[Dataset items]
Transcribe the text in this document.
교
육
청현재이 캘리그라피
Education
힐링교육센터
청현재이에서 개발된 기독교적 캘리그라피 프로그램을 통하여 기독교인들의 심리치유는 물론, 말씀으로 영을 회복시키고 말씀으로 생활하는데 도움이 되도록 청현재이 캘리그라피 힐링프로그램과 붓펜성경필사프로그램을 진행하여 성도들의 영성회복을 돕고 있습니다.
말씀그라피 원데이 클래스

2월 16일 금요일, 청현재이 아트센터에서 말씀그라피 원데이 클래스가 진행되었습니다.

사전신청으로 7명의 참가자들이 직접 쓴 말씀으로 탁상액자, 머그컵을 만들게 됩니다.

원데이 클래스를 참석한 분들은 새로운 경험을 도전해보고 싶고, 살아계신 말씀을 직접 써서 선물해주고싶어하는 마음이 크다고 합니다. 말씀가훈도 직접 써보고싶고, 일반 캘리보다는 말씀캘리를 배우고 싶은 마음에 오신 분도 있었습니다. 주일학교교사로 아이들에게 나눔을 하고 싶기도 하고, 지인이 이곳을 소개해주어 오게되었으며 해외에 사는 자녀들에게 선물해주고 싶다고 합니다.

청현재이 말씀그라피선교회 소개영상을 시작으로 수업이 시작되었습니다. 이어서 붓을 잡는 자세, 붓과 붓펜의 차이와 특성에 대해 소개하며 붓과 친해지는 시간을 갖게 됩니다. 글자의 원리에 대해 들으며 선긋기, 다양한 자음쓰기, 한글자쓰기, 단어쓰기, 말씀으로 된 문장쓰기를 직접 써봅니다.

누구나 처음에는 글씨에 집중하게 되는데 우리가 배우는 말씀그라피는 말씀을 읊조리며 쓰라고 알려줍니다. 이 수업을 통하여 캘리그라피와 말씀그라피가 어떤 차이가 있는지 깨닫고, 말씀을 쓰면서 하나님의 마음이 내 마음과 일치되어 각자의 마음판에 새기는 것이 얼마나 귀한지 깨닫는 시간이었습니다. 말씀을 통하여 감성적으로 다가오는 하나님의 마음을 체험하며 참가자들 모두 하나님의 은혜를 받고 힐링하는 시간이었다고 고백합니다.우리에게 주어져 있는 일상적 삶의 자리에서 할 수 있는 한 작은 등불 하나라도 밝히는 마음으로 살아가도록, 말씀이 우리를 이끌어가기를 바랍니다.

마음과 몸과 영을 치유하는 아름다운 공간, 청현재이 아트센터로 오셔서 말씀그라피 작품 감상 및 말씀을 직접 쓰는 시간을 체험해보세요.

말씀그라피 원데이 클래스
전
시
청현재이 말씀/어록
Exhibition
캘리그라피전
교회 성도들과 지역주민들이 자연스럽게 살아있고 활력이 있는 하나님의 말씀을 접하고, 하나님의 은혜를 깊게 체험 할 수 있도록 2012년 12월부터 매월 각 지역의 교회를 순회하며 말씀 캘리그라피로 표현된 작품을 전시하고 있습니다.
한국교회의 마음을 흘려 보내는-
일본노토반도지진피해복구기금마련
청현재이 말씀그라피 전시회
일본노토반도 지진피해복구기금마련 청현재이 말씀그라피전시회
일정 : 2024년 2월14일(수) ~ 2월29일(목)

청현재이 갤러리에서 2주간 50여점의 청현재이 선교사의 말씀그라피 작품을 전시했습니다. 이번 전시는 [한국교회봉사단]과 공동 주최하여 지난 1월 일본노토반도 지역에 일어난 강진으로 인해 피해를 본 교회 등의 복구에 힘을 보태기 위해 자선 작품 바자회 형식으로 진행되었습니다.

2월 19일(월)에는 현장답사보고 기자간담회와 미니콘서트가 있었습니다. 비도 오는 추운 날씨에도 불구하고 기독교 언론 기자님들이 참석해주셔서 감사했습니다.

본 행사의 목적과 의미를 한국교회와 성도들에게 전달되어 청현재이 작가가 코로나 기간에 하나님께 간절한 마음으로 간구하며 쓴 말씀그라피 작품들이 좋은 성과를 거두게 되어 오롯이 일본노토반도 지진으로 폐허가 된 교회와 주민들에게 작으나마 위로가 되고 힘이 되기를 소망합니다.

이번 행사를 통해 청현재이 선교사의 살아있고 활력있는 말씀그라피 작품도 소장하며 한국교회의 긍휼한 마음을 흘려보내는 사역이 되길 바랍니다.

◆ **Exercise task**:
Report every line containing the word "마음으로" from the listing above.

◆ **Reply**:
누구나 처음에는 글씨에 집중하게 되는데 우리가 배우는 말씀그라피는 말씀을 읊조리며 쓰라고 알려줍니다. 이 수업을 통하여 캘리그라피와 말씀그라피가 어떤 차이가 있는지 깨닫고, 말씀을 쓰면서 하나님의 마음이 내 마음과 일치되어 각자의 마음판에 새기는 것이 얼마나 귀한지 깨닫는 시간이었습니다. 말씀을 통하여 감성적으로 다가오는 하나님의 마음을 체험하며 참가자들 모두 하나님의 은혜를 받고 힐링하는 시간이었다고 고백합니다.우리에게 주어져 있는 일상적 삶의 자리에서 할 수 있는 한 작은 등불 하나라도 밝히는 마음으로 살아가도록, 말씀이 우리를 이끌어가기를 바랍니다.
본 행사의 목적과 의미를 한국교회와 성도들에게 전달되어 청현재이 작가가 코로나 기간에 하나님께 간절한 마음으로 간구하며 쓴 말씀그라피 작품들이 좋은 성과를 거두게 되어 오롯이 일본노토반도 지진으로 폐허가 된 교회와 주민들에게 작으나마 위로가 되고 힘이 되기를 소망합니다.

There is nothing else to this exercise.